Collection entries
########
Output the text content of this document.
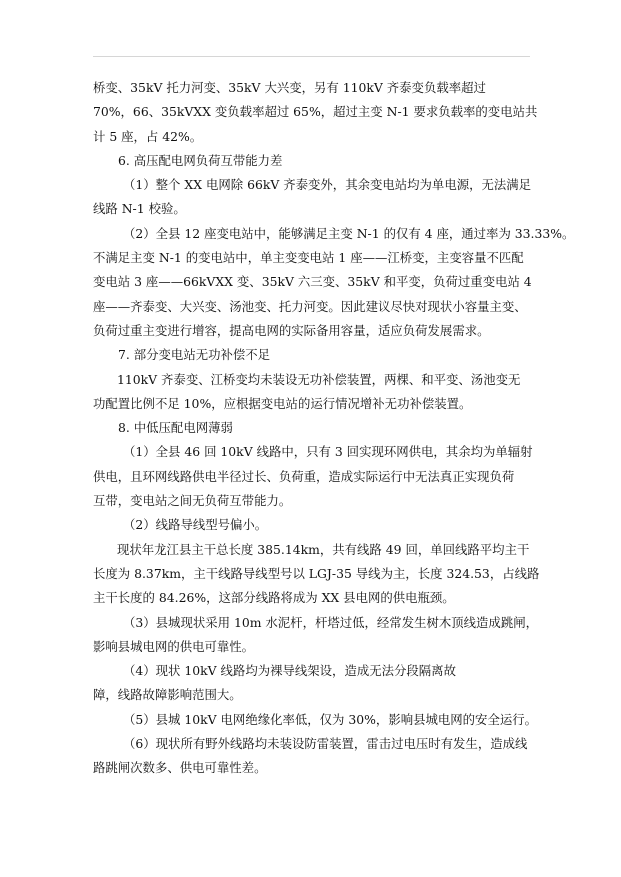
桥变、35kV 托力河变、35kV 大兴变，另有 110kV 齐泰变负载率超过
70%，66、35kVXX 变负载率超过 65%，超过主变 N-1 要求负载率的变电站共
计 5 座，占 42%。
6. 高压配电网负荷互带能力差
（1）整个 XX 电网除 66kV 齐泰变外，其余变电站均为单电源，无法满足
线路 N-1 校验。
（2）全县 12 座变电站中，能够满足主变 N-1 的仅有 4 座，通过率为 33.33%。
不满足主变 N-1 的变电站中，单主变变电站 1 座——江桥变，主变容量不匹配
变电站 3 座——66kVXX 变、35kV 六三变、35kV 和平变，负荷过重变电站 4
座——齐泰变、大兴变、汤池变、托力河变。因此建议尽快对现状小容量主变、
负荷过重主变进行增容，提高电网的实际备用容量，适应负荷发展需求。
7. 部分变电站无功补偿不足
110kV 齐泰变、江桥变均未装设无功补偿装置，两棵、和平变、汤池变无
功配置比例不足 10%，应根据变电站的运行情况增补无功补偿装置。
8. 中低压配电网薄弱
（1）全县 46 回 10kV 线路中，只有 3 回实现环网供电，其余均为单辐射
供电，且环网线路供电半径过长、负荷重，造成实际运行中无法真正实现负荷
互带，变电站之间无负荷互带能力。
（2）线路导线型号偏小。
现状年龙江县主干总长度 385.14km，共有线路 49 回，单回线路平均主干
长度为 8.37km，主干线路导线型号以 LGJ-35 导线为主，长度 324.53，占线路
主干长度的 84.26%，这部分线路将成为 XX 县电网的供电瓶颈。
（3）县城现状采用 10m 水泥杆，杆塔过低，经常发生树木顶线造成跳闸，
影响县城电网的供电可靠性。
（4）现状 10kV 线路均为裸导线架设，造成无法分段隔离故
障，线路故障影响范围大。
（5）县城 10kV 电网绝缘化率低，仅为 30%，影响县城电网的安全运行。
（6）现状所有野外线路均未装设防雷装置，雷击过电压时有发生，造成线
路跳闸次数多、供电可靠性差。
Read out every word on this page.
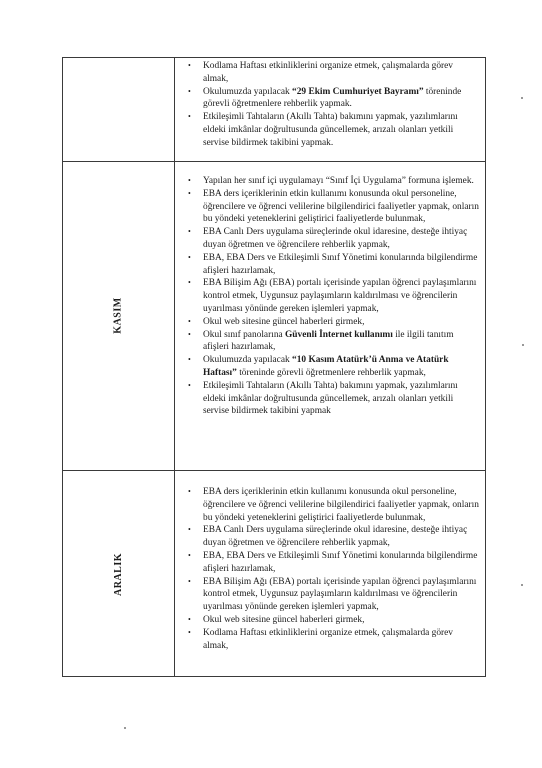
KASIM
ARALIK
• Kodlama Haftası etkinliklerini organize etmek, çalışmalarda görev almak,
• Okulumuzda yapılacak “29 Ekim Cumhuriyet Bayramı” töreninde görevli öğretmenlere rehberlik yapmak.
• Etkileşimli Tahtaların (Akıllı Tahta) bakımını yapmak, yazılımlarını eldeki imkânlar doğrultusunda güncellemek, arızalı olanları yetkili servise bildirmek takibini yapmak.
• Yapılan her sınıf içi uygulamayı “Sınıf İçi Uygulama” formuna işlemek.
• EBA ders içeriklerinin etkin kullanımı konusunda okul personeline, öğrencilere ve öğrenci velilerine bilgilendirici faaliyetler yapmak, onların bu yöndeki yeteneklerini geliştirici faaliyetlerde bulunmak,
• EBA Canlı Ders uygulama süreçlerinde okul idaresine, desteğe ihtiyaç duyan öğretmen ve öğrencilere rehberlik yapmak,
• EBA, EBA Ders ve Etkileşimli Sınıf Yönetimi konularında bilgilendirme afişleri hazırlamak,
• EBA Bilişim Ağı (EBA) portalı içerisinde yapılan öğrenci paylaşımlarını kontrol etmek, Uygunsuz paylaşımların kaldırılması ve öğrencilerin uyarılması yönünde gereken işlemleri yapmak,
• Okul web sitesine güncel haberleri girmek,
• Okul sınıf panolarına Güvenli İnternet kullanımı ile ilgili tanıtım afişleri hazırlamak,
• Okulumuzda yapılacak “10 Kasım Atatürk’ü Anma ve Atatürk Haftası” töreninde görevli öğretmenlere rehberlik yapmak,
• Etkileşimli Tahtaların (Akıllı Tahta) bakımını yapmak, yazılımlarını eldeki imkânlar doğrultusunda güncellemek, arızalı olanları yetkili servise bildirmek takibini yapmak
• EBA ders içeriklerinin etkin kullanımı konusunda okul personeline, öğrencilere ve öğrenci velilerine bilgilendirici faaliyetler yapmak, onların bu yöndeki yeteneklerini geliştirici faaliyetlerde bulunmak,
• EBA Canlı Ders uygulama süreçlerinde okul idaresine, desteğe ihtiyaç duyan öğretmen ve öğrencilere rehberlik yapmak,
• EBA, EBA Ders ve Etkileşimli Sınıf Yönetimi konularında bilgilendirme afişleri hazırlamak,
• EBA Bilişim Ağı (EBA) portalı içerisinde yapılan öğrenci paylaşımlarını kontrol etmek, Uygunsuz paylaşımların kaldırılması ve öğrencilerin uyarılması yönünde gereken işlemleri yapmak,
• Okul web sitesine güncel haberleri girmek,
• Kodlama Haftası etkinliklerini organize etmek, çalışmalarda görev almak,
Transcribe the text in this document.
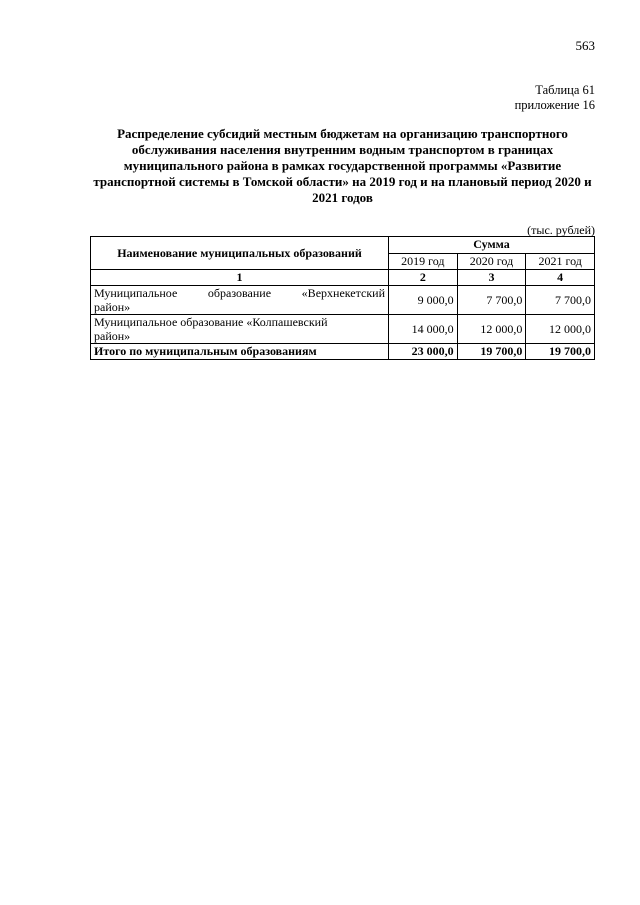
563
Таблица 61
приложение 16
Распределение субсидий местным бюджетам на организацию транспортного обслуживания населения внутренним водным транспортом в границах муниципального района в рамках государственной программы «Развитие транспортной системы в Томской области» на 2019 год и на плановый период 2020 и 2021 годов
(тыс. рублей)
Наименование муниципальных образований	Сумма		
	2019 год	2020 год	2021 год
1	2	3	4

Муниципальное образование «Верхнекетский
район»	9 000,0	7 700,0	7 700,0

Муниципальное образование «Колпашевский
район»	14 000,0	12 000,0	12 000,0
Итого по муниципальным образованиям	23 000,0	19 700,0	19 700,0
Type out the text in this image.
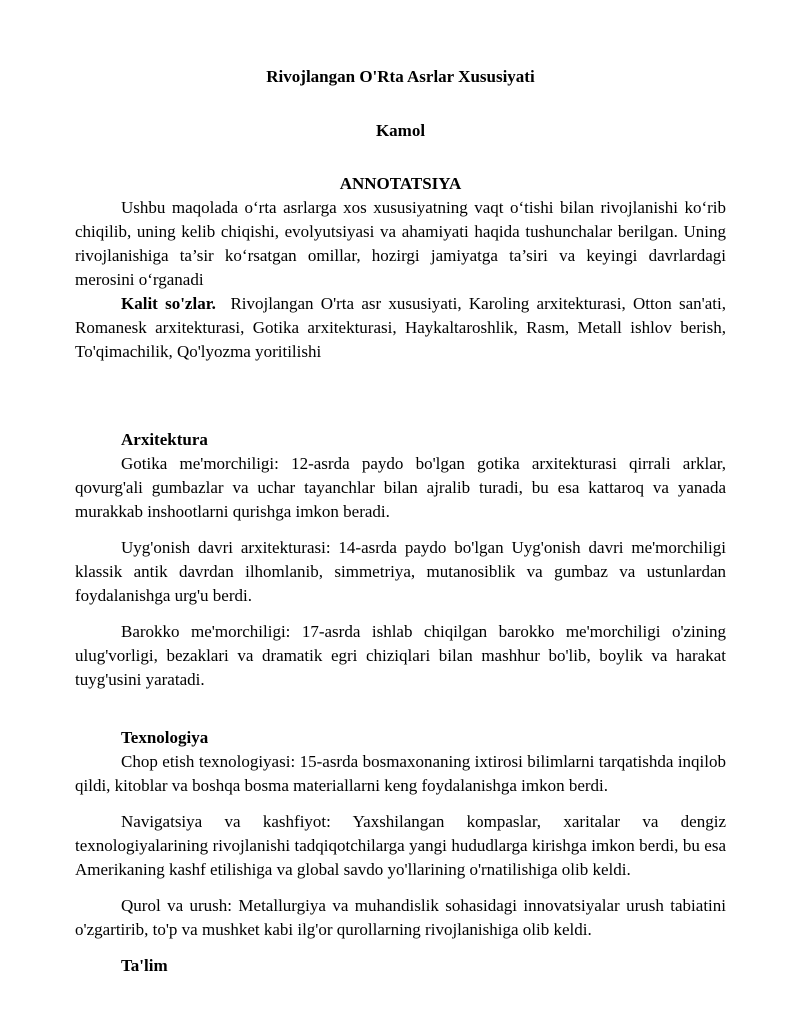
Rivojlangan O'Rta Asrlar Xususiyati

Kamol

ANNOTATSIYA

Ushbu maqolada o‘rta asrlarga xos xususiyatning vaqt o‘tishi bilan rivojlanishi ko‘rib chiqilib, uning kelib chiqishi, evolyutsiyasi va ahamiyati haqida tushunchalar berilgan. Uning rivojlanishiga ta’sir ko‘rsatgan omillar, hozirgi jamiyatga ta’siri va keyingi davrlardagi merosini o‘rganadi

Kalit so'zlar. Rivojlangan O'rta asr xususiyati, Karoling arxitekturasi, Otton san'ati, Romanesk arxitekturasi, Gotika arxitekturasi, Haykaltaroshlik, Rasm, Metall ishlov berish, To'qimachilik, Qo'lyozma yoritilishi

Arxitektura

Gotika me'morchiligi: 12-asrda paydo bo'lgan gotika arxitekturasi qirrali arklar, qovurg'ali gumbazlar va uchar tayanchlar bilan ajralib turadi, bu esa kattaroq va yanada murakkab inshootlarni qurishga imkon beradi.

Uyg'onish davri arxitekturasi: 14-asrda paydo bo'lgan Uyg'onish davri me'morchiligi klassik antik davrdan ilhomlanib, simmetriya, mutanosiblik va gumbaz va ustunlardan foydalanishga urg'u berdi.

Barokko me'morchiligi: 17-asrda ishlab chiqilgan barokko me'morchiligi o'zining ulug'vorligi, bezaklari va dramatik egri chiziqlari bilan mashhur bo'lib, boylik va harakat tuyg'usini yaratadi.

Texnologiya

Chop etish texnologiyasi: 15-asrda bosmaxonaning ixtirosi bilimlarni tarqatishda inqilob qildi, kitoblar va boshqa bosma materiallarni keng foydalanishga imkon berdi.

Navigatsiya va kashfiyot: Yaxshilangan kompaslar, xaritalar va dengiz texnologiyalarining rivojlanishi tadqiqotchilarga yangi hududlarga kirishga imkon berdi, bu esa Amerikaning kashf etilishiga va global savdo yo'llarining o'rnatilishiga olib keldi.

Qurol va urush: Metallurgiya va muhandislik sohasidagi innovatsiyalar urush tabiatini o'zgartirib, to'p va mushket kabi ilg'or qurollarning rivojlanishiga olib keldi.

Ta'lim
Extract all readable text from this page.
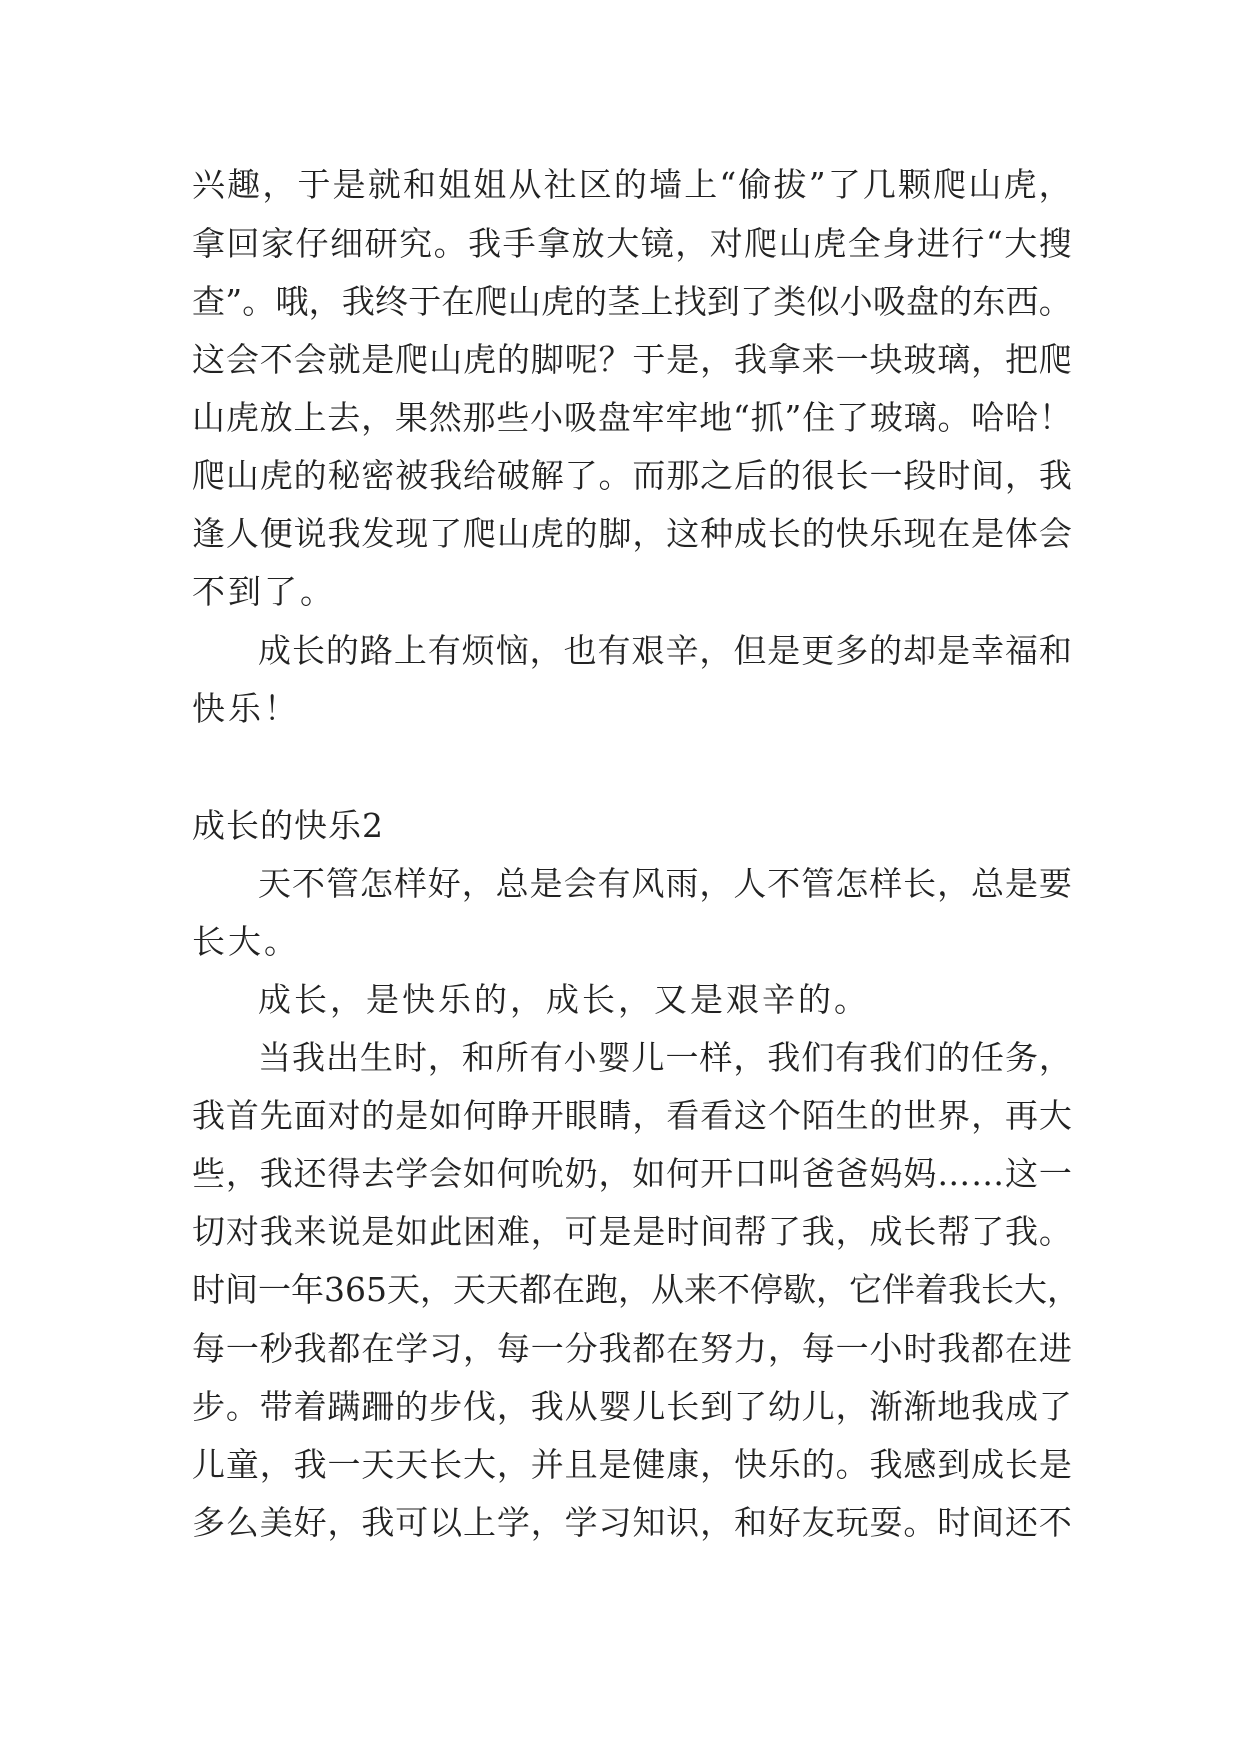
兴 趣 ， 于 是 就 和 姐 姐 从 社 区 的 墙 上 “ 偷 拔 ” 了 几 颗 爬 山 虎 ，
拿 回 家 仔 细 研 究 。 我 手 拿 放 大 镜 ， 对 爬 山 虎 全 身 进 行 “ 大 搜
查 ” 。 哦 ， 我 终 于 在 爬 山 虎 的 茎 上 找 到 了 类 似 小 吸 盘 的 东 西 。
这 会 不 会 就 是 爬 山 虎 的 脚 呢 ？ 于 是 ， 我 拿 来 一 块 玻 璃 ， 把 爬
山 虎 放 上 去 ， 果 然 那 些 小 吸 盘 牢 牢 地 “ 抓 ” 住 了 玻 璃 。 哈 哈 ！
爬 山 虎 的 秘 密 被 我 给 破 解 了 。 而 那 之 后 的 很 长 一 段 时 间 ， 我
逢 人 便 说 我 发 现 了 爬 山 虎 的 脚 ， 这 种 成 长 的 快 乐 现 在 是 体 会
不到了。
成 长 的 路 上 有 烦 恼 ， 也 有 艰 辛 ， 但 是 更 多 的 却 是 幸 福 和
快乐！
成长的快乐2
天 不 管 怎 样 好 ， 总 是 会 有 风 雨 ， 人 不 管 怎 样 长 ， 总 是 要
长大。
成长，是快乐的，成长，又是艰辛的。
当 我 出 生 时 ， 和 所 有 小 婴 儿 一 样 ， 我 们 有 我 们 的 任 务 ，
我 首 先 面 对 的 是 如 何 睁 开 眼 睛 ， 看 看 这 个 陌 生 的 世 界 ， 再 大
些 ， 我 还 得 去 学 会 如 何 吮 奶 ， 如 何 开 口 叫 爸 爸 妈 妈 … … 这 一
切 对 我 来 说 是 如 此 困 难 ， 可 是 是 时 间 帮 了 我 ， 成 长 帮 了 我 。
时 间 一 年 365 天 ， 天 天 都 在 跑 ， 从 来 不 停 歇 ， 它 伴 着 我 长 大 ，
每 一 秒 我 都 在 学 习 ， 每 一 分 我 都 在 努 力 ， 每 一 小 时 我 都 在 进
步 。 带 着 蹒 跚 的 步 伐 ， 我 从 婴 儿 长 到 了 幼 儿 ， 渐 渐 地 我 成 了
儿 童 ， 我 一 天 天 长 大 ， 并 且 是 健 康 ， 快 乐 的 。 我 感 到 成 长 是
多 么 美 好 ， 我 可 以 上 学 ， 学 习 知 识 ， 和 好 友 玩 耍 。 时 间 还 不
########
Collect the lines of the records that include the string "Etkileşimli".

## Solution to this exercise
• Etkileşimli Tahtaların (Akıllı Tahta) bakımını yapmak, yazılımlarını eldeki imkânlar doğrultusunda güncellemek, arızalı olanları yetkili servise bildirmek takibini yapmak.
• EBA, EBA Ders ve Etkileşimli Sınıf Yönetimi konularında bilgilendirme afişleri hazırlamak,
• Etkileşimli Tahtaların (Akıllı Tahta) bakımını yapmak, yazılımlarını eldeki imkânlar doğrultusunda güncellemek, arızalı olanları yetkili servise bildirmek takibini yapmak
• EBA, EBA Ders ve Etkileşimli Sınıf Yönetimi konularında bilgilendirme afişleri hazırlamak,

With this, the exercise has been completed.